MATERIAL TO PROCESS:
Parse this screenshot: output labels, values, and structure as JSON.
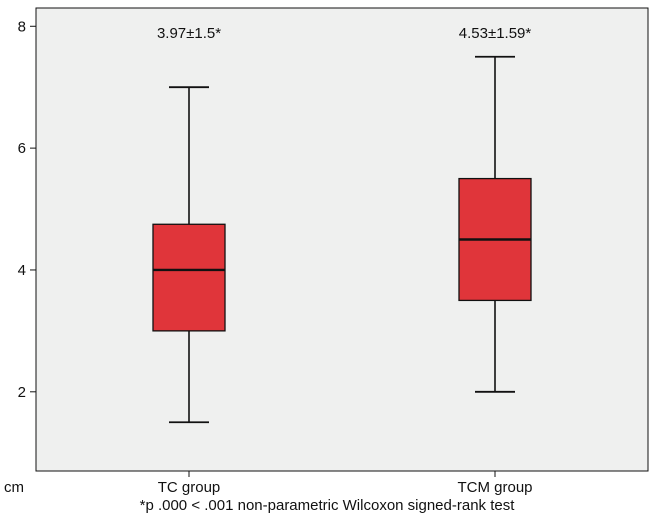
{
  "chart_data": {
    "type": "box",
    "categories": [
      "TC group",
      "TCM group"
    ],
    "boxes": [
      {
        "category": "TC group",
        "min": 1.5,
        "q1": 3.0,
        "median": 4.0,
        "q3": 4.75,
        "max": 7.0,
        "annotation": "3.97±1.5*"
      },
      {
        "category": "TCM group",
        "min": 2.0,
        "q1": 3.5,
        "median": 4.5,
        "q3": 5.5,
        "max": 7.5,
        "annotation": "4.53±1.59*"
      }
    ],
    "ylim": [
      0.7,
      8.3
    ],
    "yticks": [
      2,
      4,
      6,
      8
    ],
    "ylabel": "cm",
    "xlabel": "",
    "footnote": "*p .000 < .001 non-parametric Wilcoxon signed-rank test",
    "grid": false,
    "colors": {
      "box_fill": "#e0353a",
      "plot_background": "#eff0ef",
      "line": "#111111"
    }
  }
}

AIM OF THE TASK: Set out every line from the material that contains the string "category".

RESULT OF THIS EXERCISE:
        "category": "TC group",
        "category": "TCM group",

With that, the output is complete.